[START SUPPLIED RECORDS]

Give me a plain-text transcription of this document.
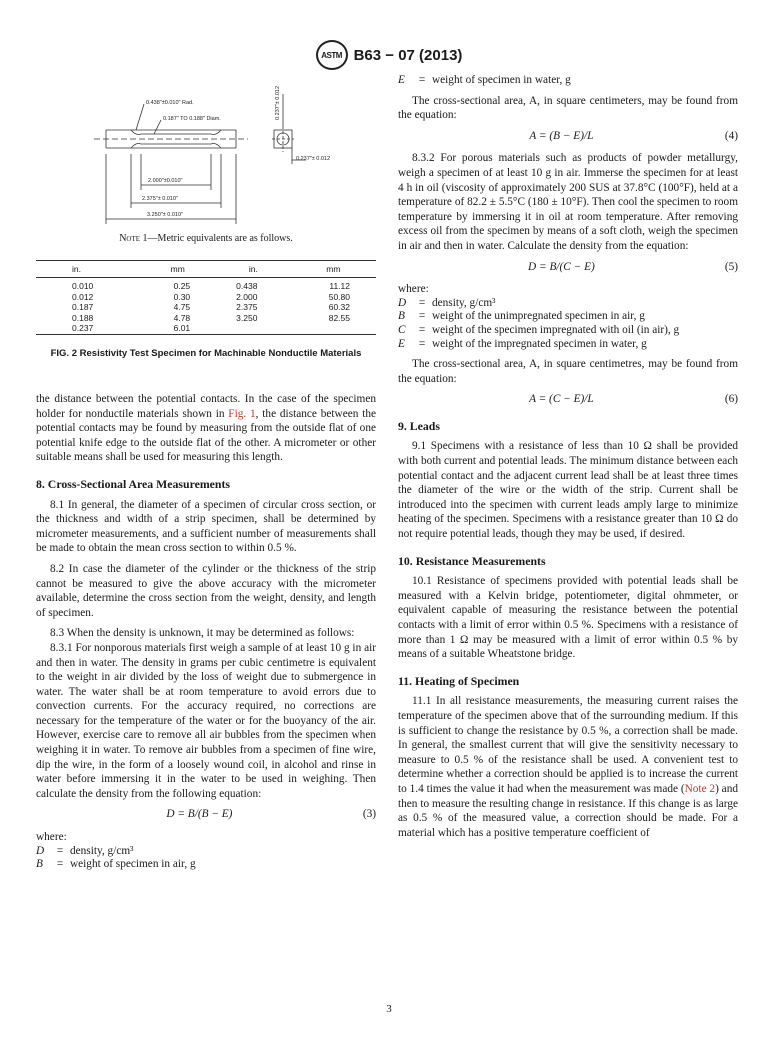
ASTM B63 − 07 (2013)
0.438"±0.010" Rad.
0.187" TO 0.188" Diam.	0.237"± 0.012
0.237"± 0.012
2.000"±0.010"
2.375"± 0.010"
3.250"± 0.010"
Note 1—Metric equivalents are as follows.
in.	mm	in.	mm
0.010	0.25	0.438	11.12
0.012	0.30	2.000	50.80
0.187	4.75	2.375	60.32
0.188	4.78	3.250	82.55
0.237	6.01		
FIG. 2 Resistivity Test Specimen for Machinable Nonductile Materials

the distance between the potential contacts. In the case of the specimen holder for nonductile materials shown in Fig. 1, the distance between the potential contacts may be found by measuring from the outside flat of one potential knife edge to the outside flat of the other. A micrometer or other suitable means shall be used for measuring this length.

8. Cross-Sectional Area Measurements

8.1 In general, the diameter of a specimen of circular cross section, or the thickness and width of a strip specimen, shall be determined by micrometer measurements, and a sufficient number of measurements shall be made to obtain the mean cross section to within 0.5 %.

8.2 In case the diameter of the cylinder or the thickness of the strip cannot be measured to give the above accuracy with the micrometer available, determine the cross section from the weight, density, and length of specimen.

8.3 When the density is unknown, it may be determined as follows:

8.3.1 For nonporous materials first weigh a sample of at least 10 g in air and then in water. The density in grams per cubic centimetre is equivalent to the weight in air divided by the loss of weight due to submergence in water. The water shall be at room temperature to avoid errors due to convection currents. For the accuracy required, no corrections are necessary for the temperature of the water or for the buoyancy of the air. However, exercise care to remove all air bubbles from the specimen when weighing it in water. To remove air bubbles from a specimen of fine wire, dip the wire, in the form of a loosely wound coil, in alcohol and rinse in water before immersing it in the water to be used in weighing. Then calculate the density from the following equation:

D = B/(B − E)	(3)

where:

D	= density, g/cm³
B	= weight of specimen in air, g
E	= weight of specimen in water, g

The cross-sectional area, A, in square centimeters, may be found from the equation:

A = (B − E)/L	(4)

8.3.2 For porous materials such as products of powder metallurgy, weigh a specimen of at least 10 g in air. Immerse the specimen for at least 4 h in oil (viscosity of approximately 200 SUS at 37.8°C (100°F), held at a temperature of 82.2 ± 5.5°C (180 ± 10°F). Then cool the specimen to room temperature by immersing it in oil at room temperature. After removing excess oil from the specimen by means of a soft cloth, weigh the specimen in air and then in water. Calculate the density from the equation:

D = B/(C − E)	(5)

where:

D	= density, g/cm³
B	= weight of the unimpregnated specimen in air, g
C	= weight of the specimen impregnated with oil (in air), g
E	= weight of the impregnated specimen in water, g

The cross-sectional area, A, in square centimetres, may be found from the equation:

A = (C − E)/L	(6)
9. Leads

9.1 Specimens with a resistance of less than 10 Ω shall be provided with both current and potential leads. The minimum distance between each potential contact and the adjacent current lead shall be at least three times the diameter of the wire or the width of the strip. Current shall be introduced into the specimen with current leads amply large to minimize heating of the specimen. Specimens with a resistance greater than 10 Ω do not require potential leads, though they may be used, if desired.

10. Resistance Measurements

10.1 Resistance of specimens provided with potential leads shall be measured with a Kelvin bridge, potentiometer, digital ohmmeter, or equivalent capable of measuring the resistance between the potential contacts with a limit of error within 0.5 %. Specimens with a resistance of more than 1 Ω may be measured with a limit of error within 0.5 % by means of a suitable Wheatstone bridge.

11. Heating of Specimen

11.1 In all resistance measurements, the measuring current raises the temperature of the specimen above that of the surrounding medium. If this is sufficient to change the resistance by 0.5 %, a correction shall be made. In general, the smallest current that will give the sensitivity necessary to measure to 0.5 % of the resistance shall be used. A convenient test to determine whether a correction should be applied is to increase the current to 1.4 times the value it had when the measurement was made (Note 2) and then to measure the resulting change in resistance. If this change is as large as 0.5 % of the measured value, a correction should be made. For a material which has a positive temperature coefficient of

3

[END SUPPLIED RECORDS]

* _PROBLEM REQUIREMENTS_: List each line of the entries that holds the string "necessary".

* _COMPLETE RESPONSE_:
8.3.1 For nonporous materials first weigh a sample of at least 10 g in air and then in water. The density in grams per cubic centimetre is equivalent to the weight in air divided by the loss of weight due to submergence in water. The water shall be at room temperature to avoid errors due to convection currents. For the accuracy required, no corrections are necessary for the temperature of the water or for the buoyancy of the air. However, exercise care to remove all air bubbles from the specimen when weighing it in water. To remove air bubbles from a specimen of fine wire, dip the wire, in the form of a loosely wound coil, in alcohol and rinse in water before immersing it in the water to be used in weighing. Then calculate the density from the following equation:
11.1 In all resistance measurements, the measuring current raises the temperature of the specimen above that of the surrounding medium. If this is sufficient to change the resistance by 0.5 %, a correction shall be made. In general, the smallest current that will give the sensitivity necessary to measure to 0.5 % of the resistance shall be used. A convenient test to determine whether a correction should be applied is to increase the current to 1.4 times the value it had when the measurement was made (Note 2) and then to measure the resulting change in resistance. If this change is as large as 0.5 % of the measured value, a correction should be made. For a material which has a positive temperature coefficient of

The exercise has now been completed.